Element and coordinate items:
============================================================
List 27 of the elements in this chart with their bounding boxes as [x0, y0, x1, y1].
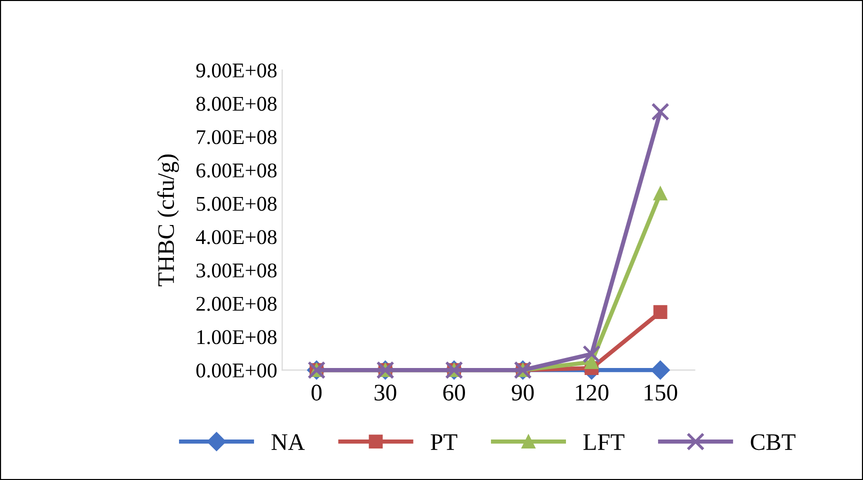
y-tick-label: 8.00E+08 [196, 96, 277, 111]
point [653, 186, 668, 200]
point [653, 305, 668, 320]
y-tick-label: 3.00E+08 [196, 263, 277, 278]
y-tick-label: 1.00E+08 [197, 330, 277, 344]
x-tick-label: 90 [512, 384, 534, 401]
y-tick-label: 7.00E+08 [196, 130, 277, 144]
y-axis-title: THBC (cfu/g) [157, 154, 179, 286]
legend-label: PT [430, 434, 458, 450]
y-tick-label: 4.00E+08 [196, 230, 277, 244]
x-tick-label: 60 [443, 384, 465, 401]
y-tick-label: 0.00E+00 [196, 363, 277, 378]
legend-label: NA [272, 434, 305, 450]
point [584, 355, 599, 370]
point [582, 345, 601, 364]
x-tick-label: 30 [374, 384, 396, 401]
legend-label: LFT [583, 434, 624, 450]
y-tick-label: 9.00E+08 [196, 63, 277, 78]
x-tick-label: 150 [644, 384, 678, 401]
y-tick-label: 6.00E+08 [196, 163, 277, 178]
point [650, 360, 670, 380]
x-tick-label: 120 [576, 384, 608, 401]
y-tick-label: 5.00E+08 [196, 196, 277, 211]
y-tick-label: 2.00E+08 [196, 296, 277, 311]
point [651, 102, 670, 121]
x-tick-label: 0 [312, 384, 322, 401]
legend-label: CBT [750, 434, 796, 450]
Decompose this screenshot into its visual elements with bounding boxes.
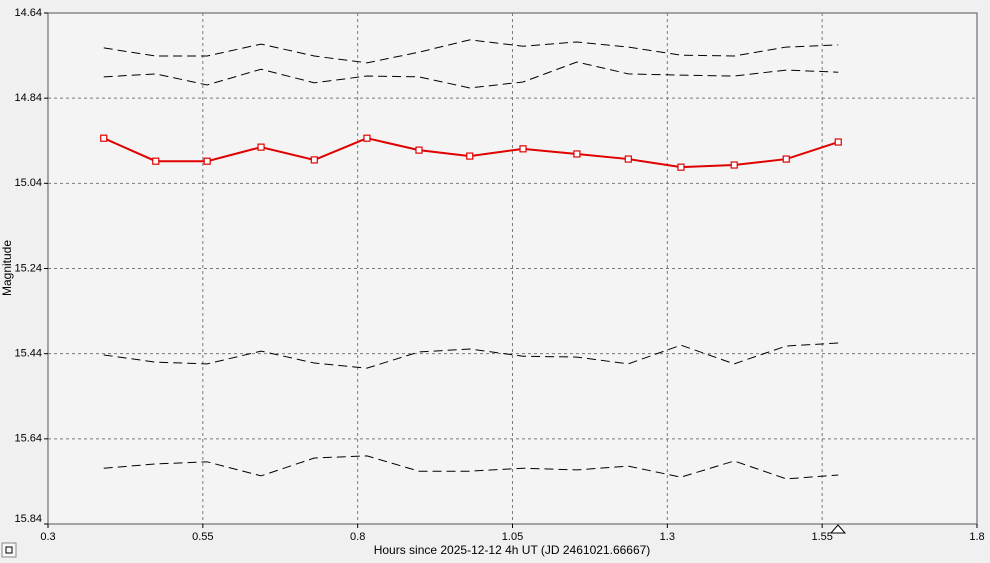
y-tick-label: 15.84 [14, 513, 42, 525]
point-marker [730, 161, 738, 169]
y-tick-label: 15.64 [14, 433, 42, 445]
y-axis-label: Magnitude [0, 240, 14, 296]
series-line [103, 39, 839, 64]
point-marker [415, 146, 423, 154]
point-marker [519, 145, 527, 153]
point-marker [363, 134, 371, 142]
series-line [103, 342, 839, 369]
point-marker [152, 157, 160, 165]
x-tick-label: 0.8 [350, 531, 365, 543]
point-marker [310, 156, 318, 164]
cursor-marker [829, 524, 847, 534]
point-marker [573, 150, 581, 158]
point-marker [100, 134, 108, 142]
point-marker [257, 143, 265, 151]
point-marker [466, 152, 474, 160]
y-tick-label: 14.84 [14, 92, 42, 104]
x-tick-label: 1.8 [969, 531, 984, 543]
toggle-button[interactable] [1, 542, 17, 558]
series-line [103, 61, 839, 89]
x-tick-label: 1.3 [660, 531, 675, 543]
x-tick-label: 1.55 [811, 531, 832, 543]
y-tick-label: 14.64 [14, 7, 42, 19]
x-tick-label: 0.3 [40, 531, 55, 543]
x-axis-label: Hours since 2025-12-12 4h UT (JD 2461021… [374, 543, 651, 557]
x-tick-label: 1.05 [502, 531, 523, 543]
series-line [103, 455, 839, 480]
point-marker [782, 155, 790, 163]
point-marker [203, 157, 211, 165]
point-marker [677, 163, 685, 171]
y-tick-label: 15.44 [14, 348, 42, 360]
toggle-icon [5, 546, 13, 554]
y-tick-label: 15.04 [14, 177, 42, 189]
y-tick-label: 15.24 [14, 262, 42, 274]
point-marker [624, 155, 632, 163]
x-tick-label: 0.55 [192, 531, 213, 543]
point-marker [834, 138, 842, 146]
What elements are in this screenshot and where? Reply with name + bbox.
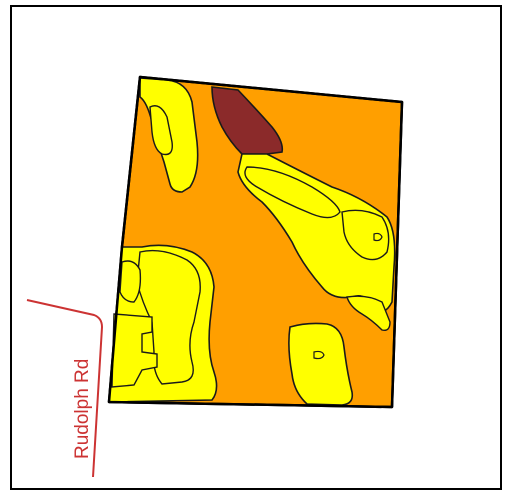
soil-unit-dark-red bbox=[211, 86, 284, 155]
soil-unit-yellow-south bbox=[288, 322, 354, 406]
soil-inclusion-south-oval bbox=[313, 350, 325, 360]
soil-inclusion-central-1 bbox=[244, 166, 341, 219]
soil-inclusion-yellow-north-west bbox=[149, 105, 173, 156]
soil-inclusion-west-2 bbox=[119, 260, 142, 303]
map-frame: Rudolph Rd bbox=[10, 5, 502, 490]
rudolph-road-line bbox=[26, 299, 104, 478]
soil-inclusion-small-oval bbox=[373, 232, 383, 242]
soil-inclusion-west-3 bbox=[111, 313, 158, 388]
soil-map: Rudolph Rd bbox=[26, 75, 404, 478]
soil-inclusion-east-edge bbox=[346, 295, 391, 332]
soil-inclusion-central-2 bbox=[341, 209, 390, 261]
road-label: Rudolph Rd bbox=[72, 359, 93, 459]
parcel-outline bbox=[107, 75, 404, 409]
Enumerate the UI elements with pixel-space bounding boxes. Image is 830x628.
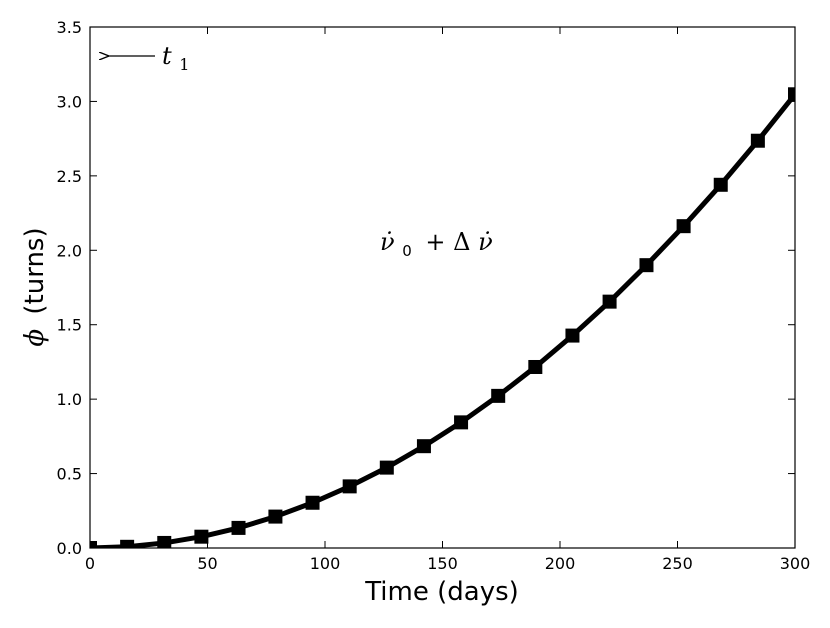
============================================================
Stated task: Rewrite the lines starting at the one containing "soil-unit-dark-red bbox=[211, 86, 284, 155]" and ending at the one containing "soil-inclusion-yellow-north-west bbox=[149, 105, 173, 156]", with "dark-red" changed to "crimson" and everything else left as it is. Return only those lines.

Task solution:
soil-unit-crimson bbox=[211, 86, 284, 155]
soil-unit-yellow-south bbox=[288, 322, 354, 406]
soil-inclusion-south-oval bbox=[313, 350, 325, 360]
soil-inclusion-central-1 bbox=[244, 166, 341, 219]
soil-inclusion-yellow-north-west bbox=[149, 105, 173, 156]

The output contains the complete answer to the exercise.